Goal of the exercise: Copy the data below exactly.
-- begin Supplied entries --
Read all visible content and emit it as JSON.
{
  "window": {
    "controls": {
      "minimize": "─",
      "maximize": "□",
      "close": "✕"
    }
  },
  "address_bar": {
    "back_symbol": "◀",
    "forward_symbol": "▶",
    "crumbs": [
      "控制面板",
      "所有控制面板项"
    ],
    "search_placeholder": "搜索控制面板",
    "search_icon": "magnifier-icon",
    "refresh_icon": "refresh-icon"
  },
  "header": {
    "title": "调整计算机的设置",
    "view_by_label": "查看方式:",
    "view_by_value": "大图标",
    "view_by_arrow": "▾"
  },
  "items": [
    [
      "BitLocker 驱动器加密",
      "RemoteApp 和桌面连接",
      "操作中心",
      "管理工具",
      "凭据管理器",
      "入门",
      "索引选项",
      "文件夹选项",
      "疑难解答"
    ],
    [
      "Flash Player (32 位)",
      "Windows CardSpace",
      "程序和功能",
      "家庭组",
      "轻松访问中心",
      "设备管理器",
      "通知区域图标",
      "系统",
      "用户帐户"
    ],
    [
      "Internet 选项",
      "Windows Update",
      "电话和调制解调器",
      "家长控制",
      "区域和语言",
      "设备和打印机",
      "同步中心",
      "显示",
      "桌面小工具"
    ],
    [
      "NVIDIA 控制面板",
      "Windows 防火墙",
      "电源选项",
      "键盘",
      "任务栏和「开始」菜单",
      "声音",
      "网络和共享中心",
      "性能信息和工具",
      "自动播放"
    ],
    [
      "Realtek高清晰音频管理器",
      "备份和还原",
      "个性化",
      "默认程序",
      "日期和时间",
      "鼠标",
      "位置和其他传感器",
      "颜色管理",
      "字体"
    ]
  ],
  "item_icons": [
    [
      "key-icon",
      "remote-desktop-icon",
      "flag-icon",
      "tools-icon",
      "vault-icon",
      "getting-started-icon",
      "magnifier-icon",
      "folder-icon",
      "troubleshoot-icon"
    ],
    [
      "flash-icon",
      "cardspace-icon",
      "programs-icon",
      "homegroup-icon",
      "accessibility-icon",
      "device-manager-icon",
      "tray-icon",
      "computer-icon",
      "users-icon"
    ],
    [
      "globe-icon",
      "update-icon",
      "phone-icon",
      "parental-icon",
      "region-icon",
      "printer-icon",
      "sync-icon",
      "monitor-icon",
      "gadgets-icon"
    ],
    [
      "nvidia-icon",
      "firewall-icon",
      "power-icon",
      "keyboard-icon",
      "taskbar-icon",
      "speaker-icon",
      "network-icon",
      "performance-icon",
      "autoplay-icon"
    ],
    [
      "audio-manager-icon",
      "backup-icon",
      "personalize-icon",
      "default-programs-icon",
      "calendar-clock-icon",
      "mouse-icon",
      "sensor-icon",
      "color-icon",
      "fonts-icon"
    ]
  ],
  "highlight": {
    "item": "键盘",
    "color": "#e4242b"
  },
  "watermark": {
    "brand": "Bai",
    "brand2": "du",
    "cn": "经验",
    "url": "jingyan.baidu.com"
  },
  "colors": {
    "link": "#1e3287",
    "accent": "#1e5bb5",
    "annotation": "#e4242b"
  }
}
-- end Supplied entries --
Exercise output:
Read all visible content and emit it as JSON.
{
  "window": {
    "controls": {
      "minimize": "─",
      "maximize": "□",
      "close": "✕"
    }
  },
  "address_bar": {
    "back_symbol": "◀",
    "forward_symbol": "▶",
    "crumbs": [
      "控制面板",
      "所有控制面板项"
    ],
    "search_placeholder": "搜索控制面板",
    "search_icon": "magnifier-icon",
    "refresh_icon": "refresh-icon"
  },
  "header": {
    "title": "调整计算机的设置",
    "view_by_label": "查看方式:",
    "view_by_value": "大图标",
    "view_by_arrow": "▾"
  },
  "items": [
    [
      "BitLocker 驱动器加密",
      "RemoteApp 和桌面连接",
      "操作中心",
      "管理工具",
      "凭据管理器",
      "入门",
      "索引选项",
      "文件夹选项",
      "疑难解答"
    ],
    [
      "Flash Player (32 位)",
      "Windows CardSpace",
      "程序和功能",
      "家庭组",
      "轻松访问中心",
      "设备管理器",
      "通知区域图标",
      "系统",
      "用户帐户"
    ],
    [
      "Internet 选项",
      "Windows Update",
      "电话和调制解调器",
      "家长控制",
      "区域和语言",
      "设备和打印机",
      "同步中心",
      "显示",
      "桌面小工具"
    ],
    [
      "NVIDIA 控制面板",
      "Windows 防火墙",
      "电源选项",
      "键盘",
      "任务栏和「开始」菜单",
      "声音",
      "网络和共享中心",
      "性能信息和工具",
      "自动播放"
    ],
    [
      "Realtek高清晰音频管理器",
      "备份和还原",
      "个性化",
      "默认程序",
      "日期和时间",
      "鼠标",
      "位置和其他传感器",
      "颜色管理",
      "字体"
    ]
  ],
  "item_icons": [
    [
      "key-icon",
      "remote-desktop-icon",
      "flag-icon",
      "tools-icon",
      "vault-icon",
      "getting-started-icon",
      "magnifier-icon",
      "folder-icon",
      "troubleshoot-icon"
    ],
    [
      "flash-icon",
      "cardspace-icon",
      "programs-icon",
      "homegroup-icon",
      "accessibility-icon",
      "device-manager-icon",
      "tray-icon",
      "computer-icon",
      "users-icon"
    ],
    [
      "globe-icon",
      "update-icon",
      "phone-icon",
      "parental-icon",
      "region-icon",
      "printer-icon",
      "sync-icon",
      "monitor-icon",
      "gadgets-icon"
    ],
    [
      "nvidia-icon",
      "firewall-icon",
      "power-icon",
      "keyboard-icon",
      "taskbar-icon",
      "speaker-icon",
      "network-icon",
      "performance-icon",
      "autoplay-icon"
    ],
    [
      "audio-manager-icon",
      "backup-icon",
      "personalize-icon",
      "default-programs-icon",
      "calendar-clock-icon",
      "mouse-icon",
      "sensor-icon",
      "color-icon",
      "fonts-icon"
    ]
  ],
  "highlight": {
    "item": "键盘",
    "color": "#e4242b"
  },
  "watermark": {
    "brand": "Bai",
    "brand2": "du",
    "cn": "经验",
    "url": "jingyan.baidu.com"
  },
  "colors": {
    "link": "#1e3287",
    "accent": "#1e5bb5",
    "annotation": "#e4242b"
  }
}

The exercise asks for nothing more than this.